● **Aim of the exercise**: Will you output all of the data below exactly, omitting the images?

[Dataset rows about figures]
______
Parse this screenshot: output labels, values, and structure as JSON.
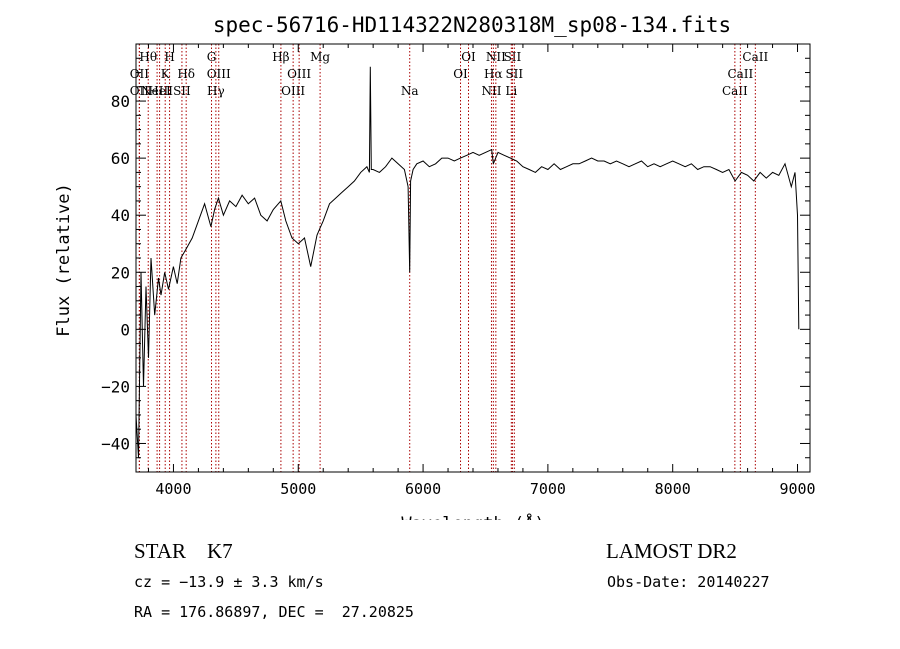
{
  "chart_data": {
    "type": "line",
    "title": "spec-56716-HD114322N280318M_sp08-134.fits",
    "xlabel": "Wavelength (Å)",
    "ylabel": "Flux (relative)",
    "xlim": [
      3700,
      9100
    ],
    "ylim": [
      -50,
      100
    ],
    "xticks": [
      4000,
      5000,
      6000,
      7000,
      8000,
      9000
    ],
    "xtick_labels": [
      "4000",
      "5000",
      "6000",
      "7000",
      "8000",
      "9000"
    ],
    "yticks": [
      -40,
      -20,
      0,
      20,
      40,
      60,
      80
    ],
    "ytick_labels": [
      "−40",
      "−20",
      "0",
      "20",
      "40",
      "60",
      "80"
    ],
    "grid": false,
    "legend": "none",
    "line_color": "#000000",
    "marker_color": "#aa0000",
    "series": [
      {
        "x": [
          3700,
          3720,
          3740,
          3760,
          3780,
          3800,
          3820,
          3850,
          3880,
          3900,
          3930,
          3960,
          4000,
          4030,
          4060,
          4100,
          4150,
          4200,
          4250,
          4300,
          4330,
          4360,
          4400,
          4450,
          4500,
          4550,
          4600,
          4650,
          4700,
          4750,
          4800,
          4860,
          4900,
          4950,
          5000,
          5050,
          5100,
          5150,
          5180,
          5200,
          5250,
          5300,
          5350,
          5400,
          5450,
          5500,
          5550,
          5570,
          5577,
          5585,
          5600,
          5650,
          5700,
          5750,
          5800,
          5850,
          5880,
          5893,
          5900,
          5920,
          5950,
          6000,
          6050,
          6100,
          6150,
          6200,
          6250,
          6300,
          6350,
          6400,
          6450,
          6500,
          6550,
          6563,
          6600,
          6650,
          6700,
          6750,
          6800,
          6850,
          6900,
          6950,
          7000,
          7050,
          7100,
          7150,
          7200,
          7250,
          7300,
          7350,
          7400,
          7450,
          7500,
          7550,
          7600,
          7650,
          7700,
          7750,
          7800,
          7850,
          7900,
          7950,
          8000,
          8050,
          8100,
          8150,
          8200,
          8250,
          8300,
          8350,
          8400,
          8450,
          8500,
          8550,
          8600,
          8650,
          8700,
          8750,
          8800,
          8850,
          8900,
          8950,
          8980,
          9000,
          9010
        ],
        "y": [
          -30,
          -45,
          20,
          -20,
          15,
          -10,
          25,
          5,
          18,
          12,
          20,
          14,
          22,
          16,
          25,
          28,
          32,
          38,
          44,
          36,
          42,
          46,
          40,
          45,
          43,
          47,
          44,
          46,
          40,
          38,
          42,
          45,
          38,
          32,
          30,
          32,
          22,
          33,
          36,
          38,
          44,
          46,
          48,
          50,
          52,
          55,
          57,
          55,
          92,
          56,
          56,
          55,
          57,
          60,
          58,
          56,
          50,
          20,
          52,
          56,
          58,
          59,
          57,
          58,
          60,
          60,
          59,
          60,
          61,
          62,
          61,
          62,
          63,
          58,
          62,
          61,
          60,
          59,
          57,
          56,
          55,
          57,
          56,
          58,
          56,
          57,
          58,
          58,
          59,
          60,
          59,
          59,
          58,
          59,
          58,
          57,
          58,
          59,
          57,
          58,
          57,
          58,
          59,
          58,
          57,
          58,
          56,
          57,
          57,
          56,
          55,
          56,
          52,
          55,
          54,
          52,
          55,
          53,
          55,
          54,
          58,
          50,
          55,
          40,
          0
        ]
      }
    ],
    "line_markers": [
      {
        "x": 3798,
        "row": 1,
        "label": "Hθ"
      },
      {
        "x": 3727,
        "row": 2,
        "label": "OII"
      },
      {
        "x": 3727,
        "row": 3,
        "label": "OII"
      },
      {
        "x": 3869,
        "row": 3,
        "label": "NeIII"
      },
      {
        "x": 3889,
        "row": 3,
        "label": "HeI"
      },
      {
        "x": 3934,
        "row": 2,
        "label": "K"
      },
      {
        "x": 3969,
        "row": 1,
        "label": "H"
      },
      {
        "x": 4068,
        "row": 3,
        "label": "SII"
      },
      {
        "x": 4102,
        "row": 2,
        "label": "Hδ"
      },
      {
        "x": 4305,
        "row": 1,
        "label": "G"
      },
      {
        "x": 4340,
        "row": 3,
        "label": "Hγ"
      },
      {
        "x": 4363,
        "row": 2,
        "label": "OIII"
      },
      {
        "x": 4861,
        "row": 1,
        "label": "Hβ"
      },
      {
        "x": 4959,
        "row": 3,
        "label": "OIII"
      },
      {
        "x": 5007,
        "row": 2,
        "label": "OIII"
      },
      {
        "x": 5175,
        "row": 1,
        "label": "Mg"
      },
      {
        "x": 5893,
        "row": 3,
        "label": "Na"
      },
      {
        "x": 6300,
        "row": 2,
        "label": "OI"
      },
      {
        "x": 6364,
        "row": 1,
        "label": "OI"
      },
      {
        "x": 6548,
        "row": 3,
        "label": "NII"
      },
      {
        "x": 6563,
        "row": 2,
        "label": "Hα"
      },
      {
        "x": 6583,
        "row": 1,
        "label": "NII"
      },
      {
        "x": 6707,
        "row": 3,
        "label": "Li"
      },
      {
        "x": 6716,
        "row": 1,
        "label": "SII"
      },
      {
        "x": 6731,
        "row": 2,
        "label": "SII"
      },
      {
        "x": 8498,
        "row": 3,
        "label": "CaII"
      },
      {
        "x": 8542,
        "row": 2,
        "label": "CaII"
      },
      {
        "x": 8662,
        "row": 1,
        "label": "CaII"
      }
    ]
  },
  "info": {
    "class_line": "STAR    K7",
    "survey": "LAMOST DR2",
    "cz": "cz = −13.9 ± 3.3 km/s",
    "obs_date": "Obs-Date: 20140227",
    "coords": "RA = 176.86897, DEC =  27.20825"
  }
}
______
● **Output of the task**:
Parse this screenshot: output labels, values, and structure as JSON.
{
  "chart_data": {
    "type": "line",
    "title": "spec-56716-HD114322N280318M_sp08-134.fits",
    "xlabel": "Wavelength (Å)",
    "ylabel": "Flux (relative)",
    "xlim": [
      3700,
      9100
    ],
    "ylim": [
      -50,
      100
    ],
    "xticks": [
      4000,
      5000,
      6000,
      7000,
      8000,
      9000
    ],
    "xtick_labels": [
      "4000",
      "5000",
      "6000",
      "7000",
      "8000",
      "9000"
    ],
    "yticks": [
      -40,
      -20,
      0,
      20,
      40,
      60,
      80
    ],
    "ytick_labels": [
      "−40",
      "−20",
      "0",
      "20",
      "40",
      "60",
      "80"
    ],
    "grid": false,
    "legend": "none",
    "line_color": "#000000",
    "marker_color": "#aa0000",
    "series": [
      {
        "x": [
          3700,
          3720,
          3740,
          3760,
          3780,
          3800,
          3820,
          3850,
          3880,
          3900,
          3930,
          3960,
          4000,
          4030,
          4060,
          4100,
          4150,
          4200,
          4250,
          4300,
          4330,
          4360,
          4400,
          4450,
          4500,
          4550,
          4600,
          4650,
          4700,
          4750,
          4800,
          4860,
          4900,
          4950,
          5000,
          5050,
          5100,
          5150,
          5180,
          5200,
          5250,
          5300,
          5350,
          5400,
          5450,
          5500,
          5550,
          5570,
          5577,
          5585,
          5600,
          5650,
          5700,
          5750,
          5800,
          5850,
          5880,
          5893,
          5900,
          5920,
          5950,
          6000,
          6050,
          6100,
          6150,
          6200,
          6250,
          6300,
          6350,
          6400,
          6450,
          6500,
          6550,
          6563,
          6600,
          6650,
          6700,
          6750,
          6800,
          6850,
          6900,
          6950,
          7000,
          7050,
          7100,
          7150,
          7200,
          7250,
          7300,
          7350,
          7400,
          7450,
          7500,
          7550,
          7600,
          7650,
          7700,
          7750,
          7800,
          7850,
          7900,
          7950,
          8000,
          8050,
          8100,
          8150,
          8200,
          8250,
          8300,
          8350,
          8400,
          8450,
          8500,
          8550,
          8600,
          8650,
          8700,
          8750,
          8800,
          8850,
          8900,
          8950,
          8980,
          9000,
          9010
        ],
        "y": [
          -30,
          -45,
          20,
          -20,
          15,
          -10,
          25,
          5,
          18,
          12,
          20,
          14,
          22,
          16,
          25,
          28,
          32,
          38,
          44,
          36,
          42,
          46,
          40,
          45,
          43,
          47,
          44,
          46,
          40,
          38,
          42,
          45,
          38,
          32,
          30,
          32,
          22,
          33,
          36,
          38,
          44,
          46,
          48,
          50,
          52,
          55,
          57,
          55,
          92,
          56,
          56,
          55,
          57,
          60,
          58,
          56,
          50,
          20,
          52,
          56,
          58,
          59,
          57,
          58,
          60,
          60,
          59,
          60,
          61,
          62,
          61,
          62,
          63,
          58,
          62,
          61,
          60,
          59,
          57,
          56,
          55,
          57,
          56,
          58,
          56,
          57,
          58,
          58,
          59,
          60,
          59,
          59,
          58,
          59,
          58,
          57,
          58,
          59,
          57,
          58,
          57,
          58,
          59,
          58,
          57,
          58,
          56,
          57,
          57,
          56,
          55,
          56,
          52,
          55,
          54,
          52,
          55,
          53,
          55,
          54,
          58,
          50,
          55,
          40,
          0
        ]
      }
    ],
    "line_markers": [
      {
        "x": 3798,
        "row": 1,
        "label": "Hθ"
      },
      {
        "x": 3727,
        "row": 2,
        "label": "OII"
      },
      {
        "x": 3727,
        "row": 3,
        "label": "OII"
      },
      {
        "x": 3869,
        "row": 3,
        "label": "NeIII"
      },
      {
        "x": 3889,
        "row": 3,
        "label": "HeI"
      },
      {
        "x": 3934,
        "row": 2,
        "label": "K"
      },
      {
        "x": 3969,
        "row": 1,
        "label": "H"
      },
      {
        "x": 4068,
        "row": 3,
        "label": "SII"
      },
      {
        "x": 4102,
        "row": 2,
        "label": "Hδ"
      },
      {
        "x": 4305,
        "row": 1,
        "label": "G"
      },
      {
        "x": 4340,
        "row": 3,
        "label": "Hγ"
      },
      {
        "x": 4363,
        "row": 2,
        "label": "OIII"
      },
      {
        "x": 4861,
        "row": 1,
        "label": "Hβ"
      },
      {
        "x": 4959,
        "row": 3,
        "label": "OIII"
      },
      {
        "x": 5007,
        "row": 2,
        "label": "OIII"
      },
      {
        "x": 5175,
        "row": 1,
        "label": "Mg"
      },
      {
        "x": 5893,
        "row": 3,
        "label": "Na"
      },
      {
        "x": 6300,
        "row": 2,
        "label": "OI"
      },
      {
        "x": 6364,
        "row": 1,
        "label": "OI"
      },
      {
        "x": 6548,
        "row": 3,
        "label": "NII"
      },
      {
        "x": 6563,
        "row": 2,
        "label": "Hα"
      },
      {
        "x": 6583,
        "row": 1,
        "label": "NII"
      },
      {
        "x": 6707,
        "row": 3,
        "label": "Li"
      },
      {
        "x": 6716,
        "row": 1,
        "label": "SII"
      },
      {
        "x": 6731,
        "row": 2,
        "label": "SII"
      },
      {
        "x": 8498,
        "row": 3,
        "label": "CaII"
      },
      {
        "x": 8542,
        "row": 2,
        "label": "CaII"
      },
      {
        "x": 8662,
        "row": 1,
        "label": "CaII"
      }
    ]
  },
  "info": {
    "class_line": "STAR    K7",
    "survey": "LAMOST DR2",
    "cz": "cz = −13.9 ± 3.3 km/s",
    "obs_date": "Obs-Date: 20140227",
    "coords": "RA = 176.86897, DEC =  27.20825"
  }
}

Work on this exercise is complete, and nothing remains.